What the task asks:
Pull out every line with the word "image".

Records to use:
>>
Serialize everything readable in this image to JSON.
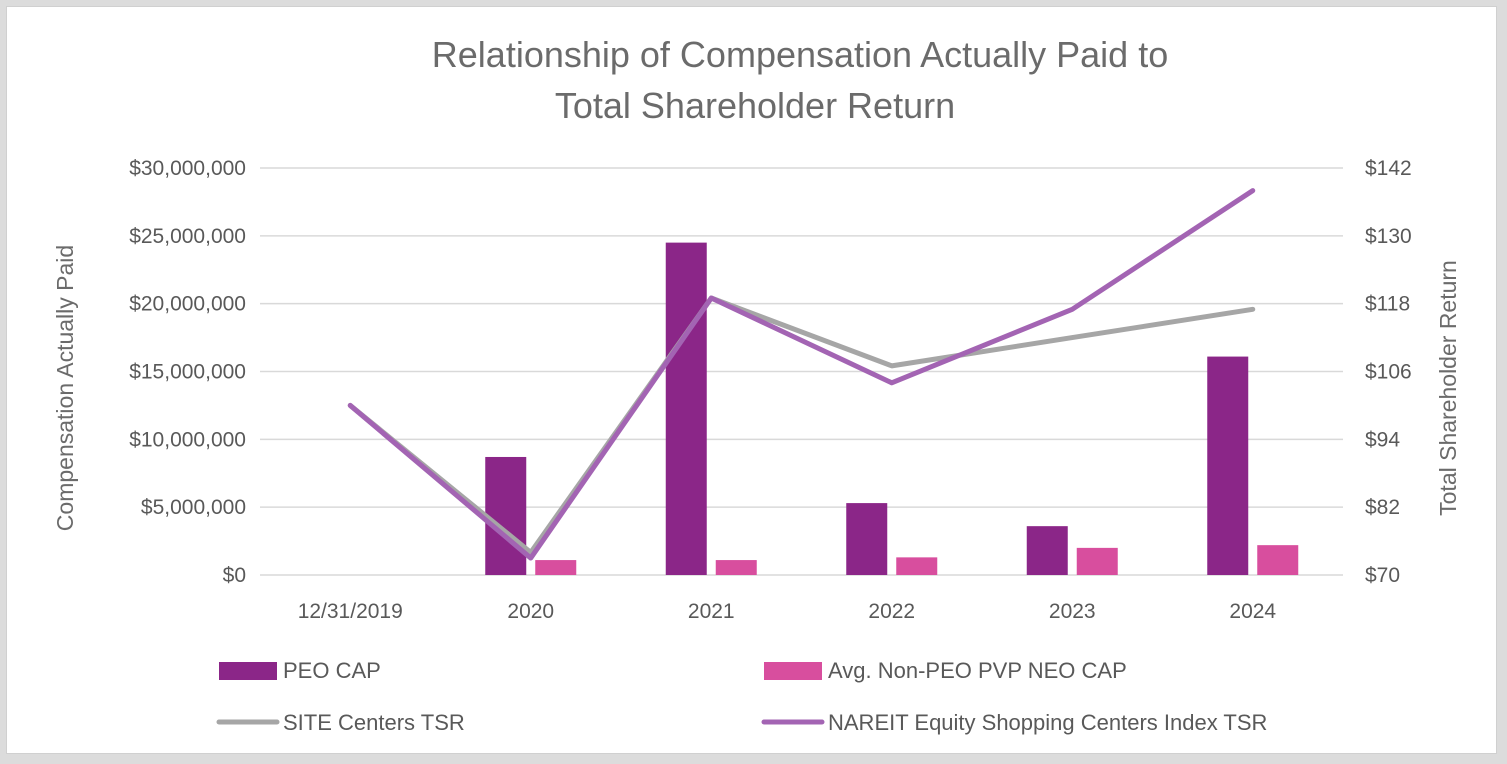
<<
>>
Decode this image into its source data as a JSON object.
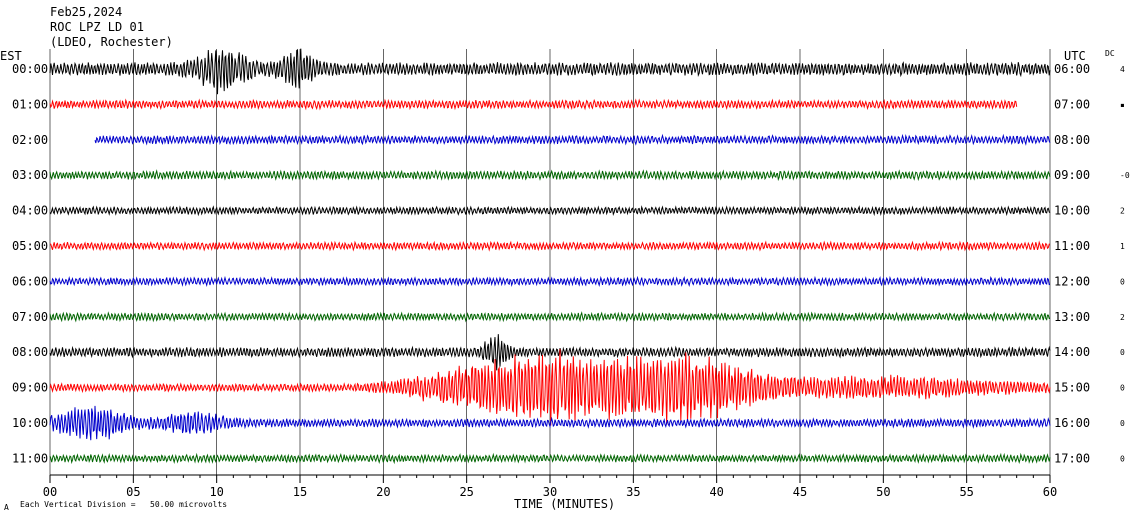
<<
>>
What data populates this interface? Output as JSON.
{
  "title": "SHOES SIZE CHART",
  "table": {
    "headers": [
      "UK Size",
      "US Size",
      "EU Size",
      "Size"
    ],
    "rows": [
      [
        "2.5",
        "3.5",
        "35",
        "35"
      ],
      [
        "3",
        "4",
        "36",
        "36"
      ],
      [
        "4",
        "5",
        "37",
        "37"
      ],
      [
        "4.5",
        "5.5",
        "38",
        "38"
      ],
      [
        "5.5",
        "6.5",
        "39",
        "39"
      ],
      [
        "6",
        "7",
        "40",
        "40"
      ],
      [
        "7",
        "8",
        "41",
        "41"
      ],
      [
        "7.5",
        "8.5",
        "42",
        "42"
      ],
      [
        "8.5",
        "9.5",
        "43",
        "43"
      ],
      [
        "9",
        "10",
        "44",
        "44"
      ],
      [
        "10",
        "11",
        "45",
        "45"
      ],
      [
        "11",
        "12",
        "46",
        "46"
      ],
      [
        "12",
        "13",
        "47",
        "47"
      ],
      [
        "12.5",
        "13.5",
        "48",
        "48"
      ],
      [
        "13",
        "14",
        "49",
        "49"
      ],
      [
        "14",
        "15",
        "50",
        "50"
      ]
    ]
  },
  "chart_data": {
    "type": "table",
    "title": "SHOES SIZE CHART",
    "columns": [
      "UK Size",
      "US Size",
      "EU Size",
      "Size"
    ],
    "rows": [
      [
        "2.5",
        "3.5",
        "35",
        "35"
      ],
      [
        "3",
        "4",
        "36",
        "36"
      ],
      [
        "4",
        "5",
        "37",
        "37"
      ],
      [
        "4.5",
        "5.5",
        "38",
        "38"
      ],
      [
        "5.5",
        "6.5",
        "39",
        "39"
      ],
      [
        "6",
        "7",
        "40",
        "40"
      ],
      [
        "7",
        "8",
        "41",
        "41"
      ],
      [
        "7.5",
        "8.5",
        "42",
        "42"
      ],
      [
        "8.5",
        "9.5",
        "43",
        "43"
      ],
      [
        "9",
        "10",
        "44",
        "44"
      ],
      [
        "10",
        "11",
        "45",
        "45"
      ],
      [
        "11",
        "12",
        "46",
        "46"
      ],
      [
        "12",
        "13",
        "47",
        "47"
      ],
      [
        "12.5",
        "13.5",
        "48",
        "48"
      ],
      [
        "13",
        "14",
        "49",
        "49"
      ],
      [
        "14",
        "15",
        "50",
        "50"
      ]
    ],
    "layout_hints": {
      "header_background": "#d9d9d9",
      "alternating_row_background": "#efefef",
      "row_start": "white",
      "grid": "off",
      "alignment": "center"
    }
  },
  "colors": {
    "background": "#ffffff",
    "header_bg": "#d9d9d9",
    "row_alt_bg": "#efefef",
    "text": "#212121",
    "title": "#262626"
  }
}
<<
Task result:
Serialize everything readable in this image to JSON.
Decode this image into its source data as a JSON object.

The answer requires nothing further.